Your task: All of the records below should be output exactly.

• • • • •

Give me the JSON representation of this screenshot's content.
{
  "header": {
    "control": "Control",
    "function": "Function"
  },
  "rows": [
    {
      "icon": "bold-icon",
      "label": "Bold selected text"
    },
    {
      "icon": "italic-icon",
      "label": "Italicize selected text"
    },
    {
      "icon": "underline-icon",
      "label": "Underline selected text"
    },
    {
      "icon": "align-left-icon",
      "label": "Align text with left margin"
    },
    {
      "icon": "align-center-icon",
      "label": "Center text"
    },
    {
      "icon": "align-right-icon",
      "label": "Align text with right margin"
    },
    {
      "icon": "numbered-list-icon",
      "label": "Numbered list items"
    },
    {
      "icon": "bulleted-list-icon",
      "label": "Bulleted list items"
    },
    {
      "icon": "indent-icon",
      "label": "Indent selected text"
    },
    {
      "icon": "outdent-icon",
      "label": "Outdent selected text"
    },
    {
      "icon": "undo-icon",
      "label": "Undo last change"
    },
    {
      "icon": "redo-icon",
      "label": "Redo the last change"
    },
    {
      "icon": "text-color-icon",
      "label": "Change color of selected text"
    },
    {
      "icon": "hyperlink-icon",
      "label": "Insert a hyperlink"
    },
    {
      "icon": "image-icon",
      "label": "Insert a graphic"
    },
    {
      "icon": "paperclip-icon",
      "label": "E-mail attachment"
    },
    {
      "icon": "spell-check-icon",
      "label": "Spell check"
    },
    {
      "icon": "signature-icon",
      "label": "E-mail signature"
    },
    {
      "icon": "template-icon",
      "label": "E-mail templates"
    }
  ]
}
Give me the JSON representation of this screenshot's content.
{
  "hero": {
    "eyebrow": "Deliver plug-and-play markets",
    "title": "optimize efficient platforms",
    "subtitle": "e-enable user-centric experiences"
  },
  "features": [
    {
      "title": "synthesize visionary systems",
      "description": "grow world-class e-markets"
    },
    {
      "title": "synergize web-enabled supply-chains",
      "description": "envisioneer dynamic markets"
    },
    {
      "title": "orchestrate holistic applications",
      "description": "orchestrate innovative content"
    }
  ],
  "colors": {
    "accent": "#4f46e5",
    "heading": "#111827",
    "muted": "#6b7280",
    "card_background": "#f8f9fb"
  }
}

• • • • •

Exercise answer:
Give me the JSON representation of this screenshot's content.
{
  "header": {
    "control": "Control",
    "function": "Function"
  },
  "rows": [
    {
      "icon": "bold-icon",
      "label": "Bold selected text"
    },
    {
      "icon": "italic-icon",
      "label": "Italicize selected text"
    },
    {
      "icon": "underline-icon",
      "label": "Underline selected text"
    },
    {
      "icon": "align-left-icon",
      "label": "Align text with left margin"
    },
    {
      "icon": "align-center-icon",
      "label": "Center text"
    },
    {
      "icon": "align-right-icon",
      "label": "Align text with right margin"
    },
    {
      "icon": "numbered-list-icon",
      "label": "Numbered list items"
    },
    {
      "icon": "bulleted-list-icon",
      "label": "Bulleted list items"
    },
    {
      "icon": "indent-icon",
      "label": "Indent selected text"
    },
    {
      "icon": "outdent-icon",
      "label": "Outdent selected text"
    },
    {
      "icon": "undo-icon",
      "label": "Undo last change"
    },
    {
      "icon": "redo-icon",
      "label": "Redo the last change"
    },
    {
      "icon": "text-color-icon",
      "label": "Change color of selected text"
    },
    {
      "icon": "hyperlink-icon",
      "label": "Insert a hyperlink"
    },
    {
      "icon": "image-icon",
      "label": "Insert a graphic"
    },
    {
      "icon": "paperclip-icon",
      "label": "E-mail attachment"
    },
    {
      "icon": "spell-check-icon",
      "label": "Spell check"
    },
    {
      "icon": "signature-icon",
      "label": "E-mail signature"
    },
    {
      "icon": "template-icon",
      "label": "E-mail templates"
    }
  ]
}
Give me the JSON representation of this screenshot's content.
{
  "hero": {
    "eyebrow": "Deliver plug-and-play markets",
    "title": "optimize efficient platforms",
    "subtitle": "e-enable user-centric experiences"
  },
  "features": [
    {
      "title": "synthesize visionary systems",
      "description": "grow world-class e-markets"
    },
    {
      "title": "synergize web-enabled supply-chains",
      "description": "envisioneer dynamic markets"
    },
    {
      "title": "orchestrate holistic applications",
      "description": "orchestrate innovative content"
    }
  ],
  "colors": {
    "accent": "#4f46e5",
    "heading": "#111827",
    "muted": "#6b7280",
    "card_background": "#f8f9fb"
  }
}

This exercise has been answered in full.